### What the task requires
Return the records in full, exactly as given.

### Records
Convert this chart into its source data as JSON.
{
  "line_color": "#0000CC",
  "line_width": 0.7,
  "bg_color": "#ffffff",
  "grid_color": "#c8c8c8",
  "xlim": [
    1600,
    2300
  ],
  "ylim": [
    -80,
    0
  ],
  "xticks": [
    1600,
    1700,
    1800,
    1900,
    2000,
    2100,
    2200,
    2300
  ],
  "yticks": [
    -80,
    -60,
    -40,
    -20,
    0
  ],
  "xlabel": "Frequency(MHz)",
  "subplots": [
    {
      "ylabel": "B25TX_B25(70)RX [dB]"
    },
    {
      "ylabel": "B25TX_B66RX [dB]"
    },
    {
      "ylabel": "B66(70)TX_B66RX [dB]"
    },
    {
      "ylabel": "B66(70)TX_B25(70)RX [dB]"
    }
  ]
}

### Response to the task
Convert this chart into its source data as JSON.
{
  "line_color": "#0000CC",
  "line_width": 0.7,
  "bg_color": "#ffffff",
  "grid_color": "#c8c8c8",
  "xlim": [
    1600,
    2300
  ],
  "ylim": [
    -80,
    0
  ],
  "xticks": [
    1600,
    1700,
    1800,
    1900,
    2000,
    2100,
    2200,
    2300
  ],
  "yticks": [
    -80,
    -60,
    -40,
    -20,
    0
  ],
  "xlabel": "Frequency(MHz)",
  "subplots": [
    {
      "ylabel": "B25TX_B25(70)RX [dB]"
    },
    {
      "ylabel": "B25TX_B66RX [dB]"
    },
    {
      "ylabel": "B66(70)TX_B66RX [dB]"
    },
    {
      "ylabel": "B66(70)TX_B25(70)RX [dB]"
    }
  ]
}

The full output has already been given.